- AIM OF THE TASK -
Copy out all lines in the data below containing the string "driving".

Saved entries
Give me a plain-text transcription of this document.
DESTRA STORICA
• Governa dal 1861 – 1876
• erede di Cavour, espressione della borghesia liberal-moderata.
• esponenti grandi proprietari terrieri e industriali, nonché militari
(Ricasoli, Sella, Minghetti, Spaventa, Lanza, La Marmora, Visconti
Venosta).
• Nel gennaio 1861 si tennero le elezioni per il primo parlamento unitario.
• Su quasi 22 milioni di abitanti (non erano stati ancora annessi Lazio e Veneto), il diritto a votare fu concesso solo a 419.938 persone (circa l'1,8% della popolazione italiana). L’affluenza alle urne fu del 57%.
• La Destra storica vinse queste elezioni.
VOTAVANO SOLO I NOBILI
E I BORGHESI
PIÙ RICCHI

...

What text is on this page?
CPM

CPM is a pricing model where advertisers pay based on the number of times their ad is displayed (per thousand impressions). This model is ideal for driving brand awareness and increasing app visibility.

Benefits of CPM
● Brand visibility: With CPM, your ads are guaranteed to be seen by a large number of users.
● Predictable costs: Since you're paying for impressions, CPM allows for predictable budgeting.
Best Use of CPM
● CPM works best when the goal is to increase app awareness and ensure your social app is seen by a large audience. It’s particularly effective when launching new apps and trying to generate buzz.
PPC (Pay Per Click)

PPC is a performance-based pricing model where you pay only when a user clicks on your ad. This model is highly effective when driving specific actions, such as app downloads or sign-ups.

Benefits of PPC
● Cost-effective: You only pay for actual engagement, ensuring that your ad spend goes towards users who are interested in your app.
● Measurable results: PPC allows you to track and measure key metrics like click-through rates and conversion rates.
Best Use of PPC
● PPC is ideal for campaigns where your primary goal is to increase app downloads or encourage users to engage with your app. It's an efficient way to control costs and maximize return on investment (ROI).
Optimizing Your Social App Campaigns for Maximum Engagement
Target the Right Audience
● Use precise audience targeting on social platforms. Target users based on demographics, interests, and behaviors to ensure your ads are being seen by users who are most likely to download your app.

- FINAL RESULT -
CPM is a pricing model where advertisers pay based on the number of times their ad is displayed (per thousand impressions). This model is ideal for driving brand awareness and increasing app visibility.
PPC is a performance-based pricing model where you pay only when a user clicks on your ad. This model is highly effective when driving specific actions, such as app downloads or sign-ups.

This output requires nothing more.